Extracted data entries:
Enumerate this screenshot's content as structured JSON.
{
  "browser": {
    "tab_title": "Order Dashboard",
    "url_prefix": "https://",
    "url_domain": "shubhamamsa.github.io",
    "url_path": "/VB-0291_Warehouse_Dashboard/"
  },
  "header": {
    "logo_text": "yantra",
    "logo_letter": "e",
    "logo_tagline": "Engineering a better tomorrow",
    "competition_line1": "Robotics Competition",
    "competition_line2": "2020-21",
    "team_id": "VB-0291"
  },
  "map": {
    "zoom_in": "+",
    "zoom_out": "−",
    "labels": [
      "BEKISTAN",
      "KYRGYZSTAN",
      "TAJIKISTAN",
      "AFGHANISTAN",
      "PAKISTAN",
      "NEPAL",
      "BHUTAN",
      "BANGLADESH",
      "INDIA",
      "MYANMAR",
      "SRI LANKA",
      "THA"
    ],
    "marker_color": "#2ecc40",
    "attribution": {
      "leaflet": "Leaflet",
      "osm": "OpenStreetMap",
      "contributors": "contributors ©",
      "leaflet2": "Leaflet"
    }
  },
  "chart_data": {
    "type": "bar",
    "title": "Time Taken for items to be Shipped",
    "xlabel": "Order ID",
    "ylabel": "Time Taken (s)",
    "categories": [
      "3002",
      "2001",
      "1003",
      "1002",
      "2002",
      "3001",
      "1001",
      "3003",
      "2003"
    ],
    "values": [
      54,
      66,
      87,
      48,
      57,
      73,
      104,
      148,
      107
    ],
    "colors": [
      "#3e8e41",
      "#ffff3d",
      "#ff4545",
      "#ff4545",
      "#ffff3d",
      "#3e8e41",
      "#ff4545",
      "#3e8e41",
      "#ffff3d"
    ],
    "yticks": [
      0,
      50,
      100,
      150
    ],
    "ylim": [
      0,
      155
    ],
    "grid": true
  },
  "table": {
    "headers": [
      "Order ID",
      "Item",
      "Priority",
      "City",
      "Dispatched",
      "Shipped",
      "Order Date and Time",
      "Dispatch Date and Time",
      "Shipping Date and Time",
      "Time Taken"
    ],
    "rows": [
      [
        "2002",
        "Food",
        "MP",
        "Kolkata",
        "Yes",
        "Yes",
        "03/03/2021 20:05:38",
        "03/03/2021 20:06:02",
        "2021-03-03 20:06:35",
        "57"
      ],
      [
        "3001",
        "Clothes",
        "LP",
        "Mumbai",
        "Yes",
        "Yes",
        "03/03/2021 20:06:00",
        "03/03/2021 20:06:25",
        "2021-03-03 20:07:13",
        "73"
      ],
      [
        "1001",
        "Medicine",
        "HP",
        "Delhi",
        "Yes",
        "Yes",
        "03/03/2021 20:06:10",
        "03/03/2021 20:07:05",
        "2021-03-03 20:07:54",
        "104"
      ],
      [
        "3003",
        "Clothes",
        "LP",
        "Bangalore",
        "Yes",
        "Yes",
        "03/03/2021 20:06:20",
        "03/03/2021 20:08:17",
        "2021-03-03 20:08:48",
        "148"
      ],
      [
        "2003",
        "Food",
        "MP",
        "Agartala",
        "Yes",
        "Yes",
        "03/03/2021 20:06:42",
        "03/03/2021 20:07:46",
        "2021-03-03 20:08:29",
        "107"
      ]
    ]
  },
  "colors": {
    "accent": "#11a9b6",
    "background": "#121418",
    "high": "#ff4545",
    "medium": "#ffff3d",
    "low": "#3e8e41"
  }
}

**What you will do:** Set down each entry again, unchanged.

**The output:**
Enumerate this screenshot's content as structured JSON.
{
  "browser": {
    "tab_title": "Order Dashboard",
    "url_prefix": "https://",
    "url_domain": "shubhamamsa.github.io",
    "url_path": "/VB-0291_Warehouse_Dashboard/"
  },
  "header": {
    "logo_text": "yantra",
    "logo_letter": "e",
    "logo_tagline": "Engineering a better tomorrow",
    "competition_line1": "Robotics Competition",
    "competition_line2": "2020-21",
    "team_id": "VB-0291"
  },
  "map": {
    "zoom_in": "+",
    "zoom_out": "−",
    "labels": [
      "BEKISTAN",
      "KYRGYZSTAN",
      "TAJIKISTAN",
      "AFGHANISTAN",
      "PAKISTAN",
      "NEPAL",
      "BHUTAN",
      "BANGLADESH",
      "INDIA",
      "MYANMAR",
      "SRI LANKA",
      "THA"
    ],
    "marker_color": "#2ecc40",
    "attribution": {
      "leaflet": "Leaflet",
      "osm": "OpenStreetMap",
      "contributors": "contributors ©",
      "leaflet2": "Leaflet"
    }
  },
  "chart_data": {
    "type": "bar",
    "title": "Time Taken for items to be Shipped",
    "xlabel": "Order ID",
    "ylabel": "Time Taken (s)",
    "categories": [
      "3002",
      "2001",
      "1003",
      "1002",
      "2002",
      "3001",
      "1001",
      "3003",
      "2003"
    ],
    "values": [
      54,
      66,
      87,
      48,
      57,
      73,
      104,
      148,
      107
    ],
    "colors": [
      "#3e8e41",
      "#ffff3d",
      "#ff4545",
      "#ff4545",
      "#ffff3d",
      "#3e8e41",
      "#ff4545",
      "#3e8e41",
      "#ffff3d"
    ],
    "yticks": [
      0,
      50,
      100,
      150
    ],
    "ylim": [
      0,
      155
    ],
    "grid": true
  },
  "table": {
    "headers": [
      "Order ID",
      "Item",
      "Priority",
      "City",
      "Dispatched",
      "Shipped",
      "Order Date and Time",
      "Dispatch Date and Time",
      "Shipping Date and Time",
      "Time Taken"
    ],
    "rows": [
      [
        "2002",
        "Food",
        "MP",
        "Kolkata",
        "Yes",
        "Yes",
        "03/03/2021 20:05:38",
        "03/03/2021 20:06:02",
        "2021-03-03 20:06:35",
        "57"
      ],
      [
        "3001",
        "Clothes",
        "LP",
        "Mumbai",
        "Yes",
        "Yes",
        "03/03/2021 20:06:00",
        "03/03/2021 20:06:25",
        "2021-03-03 20:07:13",
        "73"
      ],
      [
        "1001",
        "Medicine",
        "HP",
        "Delhi",
        "Yes",
        "Yes",
        "03/03/2021 20:06:10",
        "03/03/2021 20:07:05",
        "2021-03-03 20:07:54",
        "104"
      ],
      [
        "3003",
        "Clothes",
        "LP",
        "Bangalore",
        "Yes",
        "Yes",
        "03/03/2021 20:06:20",
        "03/03/2021 20:08:17",
        "2021-03-03 20:08:48",
        "148"
      ],
      [
        "2003",
        "Food",
        "MP",
        "Agartala",
        "Yes",
        "Yes",
        "03/03/2021 20:06:42",
        "03/03/2021 20:07:46",
        "2021-03-03 20:08:29",
        "107"
      ]
    ]
  },
  "colors": {
    "accent": "#11a9b6",
    "background": "#121418",
    "high": "#ff4545",
    "medium": "#ffff3d",
    "low": "#3e8e41"
  }
}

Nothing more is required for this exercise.